[Dataset entries]

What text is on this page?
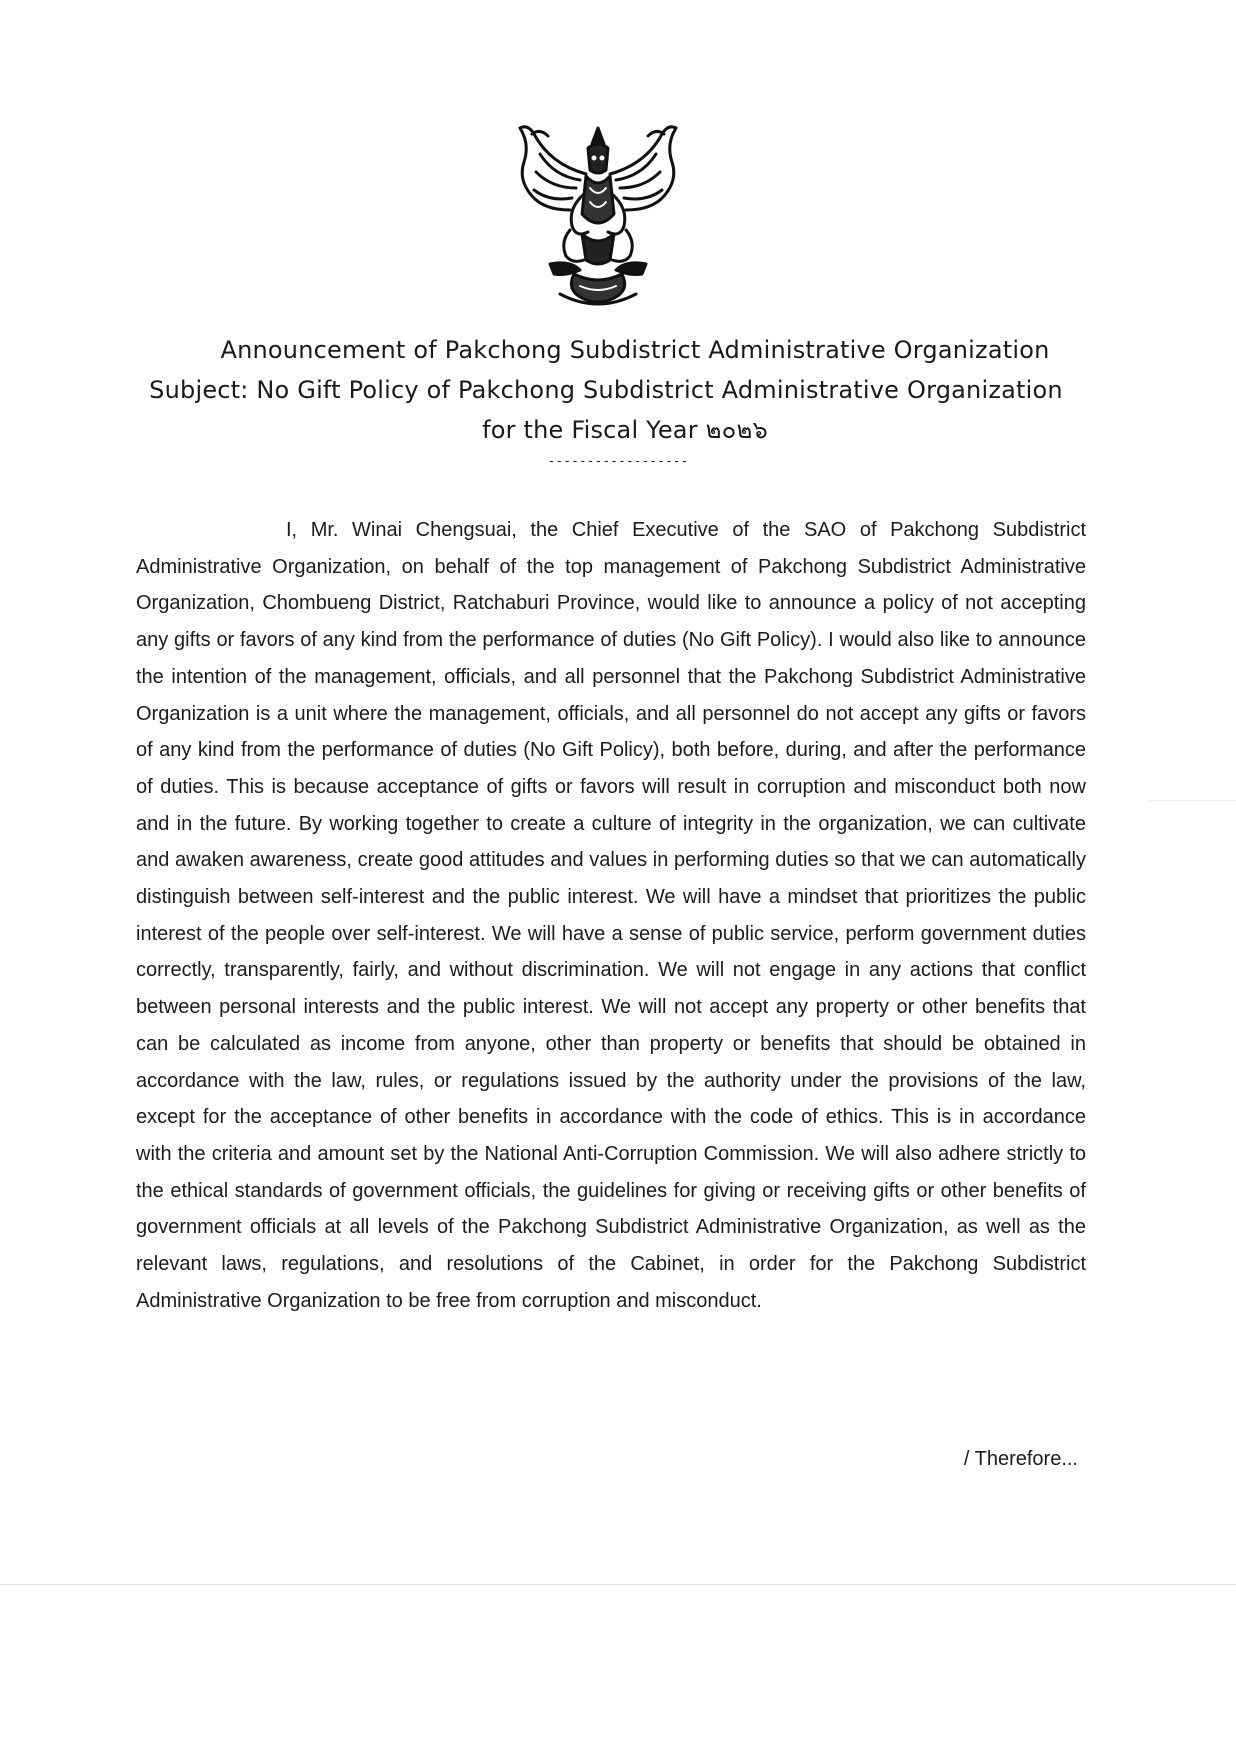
Announcement of Pakchong Subdistrict Administrative Organization
Subject: No Gift Policy of Pakchong Subdistrict Administrative Organization
for the Fiscal Year ๒๐๒๖
------------------

I, Mr. Winai Chengsuai, the Chief Executive of the SAO of Pakchong Subdistrict Administrative Organization, on behalf of the top management of Pakchong Subdistrict Administrative Organization, Chombueng District, Ratchaburi Province, would like to announce a policy of not accepting any gifts or favors of any kind from the performance of duties (No Gift Policy). I would also like to announce the intention of the management, officials, and all personnel that the Pakchong Subdistrict Administrative Organization is a unit where the management, officials, and all personnel do not accept any gifts or favors of any kind from the performance of duties (No Gift Policy), both before, during, and after the performance of duties. This is because acceptance of gifts or favors will result in corruption and misconduct both now and in the future. By working together to create a culture of integrity in the organization, we can cultivate and awaken awareness, create good attitudes and values in performing duties so that we can automatically distinguish between self-interest and the public interest. We will have a mindset that prioritizes the public interest of the people over self-interest. We will have a sense of public service, perform government duties correctly, transparently, fairly, and without discrimination. We will not engage in any actions that conflict between personal interests and the public interest. We will not accept any property or other benefits that can be calculated as income from anyone, other than property or benefits that should be obtained in accordance with the law, rules, or regulations issued by the authority under the provisions of the law, except for the acceptance of other benefits in accordance with the code of ethics. This is in accordance with the criteria and amount set by the National Anti-Corruption Commission. We will also adhere strictly to the ethical standards of government officials, the guidelines for giving or receiving gifts or other benefits of government officials at all levels of the Pakchong Subdistrict Administrative Organization, as well as the relevant laws, regulations, and resolutions of the Cabinet, in order for the Pakchong Subdistrict Administrative Organization to be free from corruption and misconduct.

/ Therefore...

**REQUIREMENT:**
Strip out the images, then output the records above word for word.

**WRITTEN RESPONSE:**
What text is on this page?
Announcement of Pakchong Subdistrict Administrative Organization
Subject: No Gift Policy of Pakchong Subdistrict Administrative Organization
for the Fiscal Year ๒๐๒๖
------------------

I, Mr. Winai Chengsuai, the Chief Executive of the SAO of Pakchong Subdistrict Administrative Organization, on behalf of the top management of Pakchong Subdistrict Administrative Organization, Chombueng District, Ratchaburi Province, would like to announce a policy of not accepting any gifts or favors of any kind from the performance of duties (No Gift Policy). I would also like to announce the intention of the management, officials, and all personnel that the Pakchong Subdistrict Administrative Organization is a unit where the management, officials, and all personnel do not accept any gifts or favors of any kind from the performance of duties (No Gift Policy), both before, during, and after the performance of duties. This is because acceptance of gifts or favors will result in corruption and misconduct both now and in the future. By working together to create a culture of integrity in the organization, we can cultivate and awaken awareness, create good attitudes and values in performing duties so that we can automatically distinguish between self-interest and the public interest. We will have a mindset that prioritizes the public interest of the people over self-interest. We will have a sense of public service, perform government duties correctly, transparently, fairly, and without discrimination. We will not engage in any actions that conflict between personal interests and the public interest. We will not accept any property or other benefits that can be calculated as income from anyone, other than property or benefits that should be obtained in accordance with the law, rules, or regulations issued by the authority under the provisions of the law, except for the acceptance of other benefits in accordance with the code of ethics. This is in accordance with the criteria and amount set by the National Anti-Corruption Commission. We will also adhere strictly to the ethical standards of government officials, the guidelines for giving or receiving gifts or other benefits of government officials at all levels of the Pakchong Subdistrict Administrative Organization, as well as the relevant laws, regulations, and resolutions of the Cabinet, in order for the Pakchong Subdistrict Administrative Organization to be free from corruption and misconduct.

/ Therefore...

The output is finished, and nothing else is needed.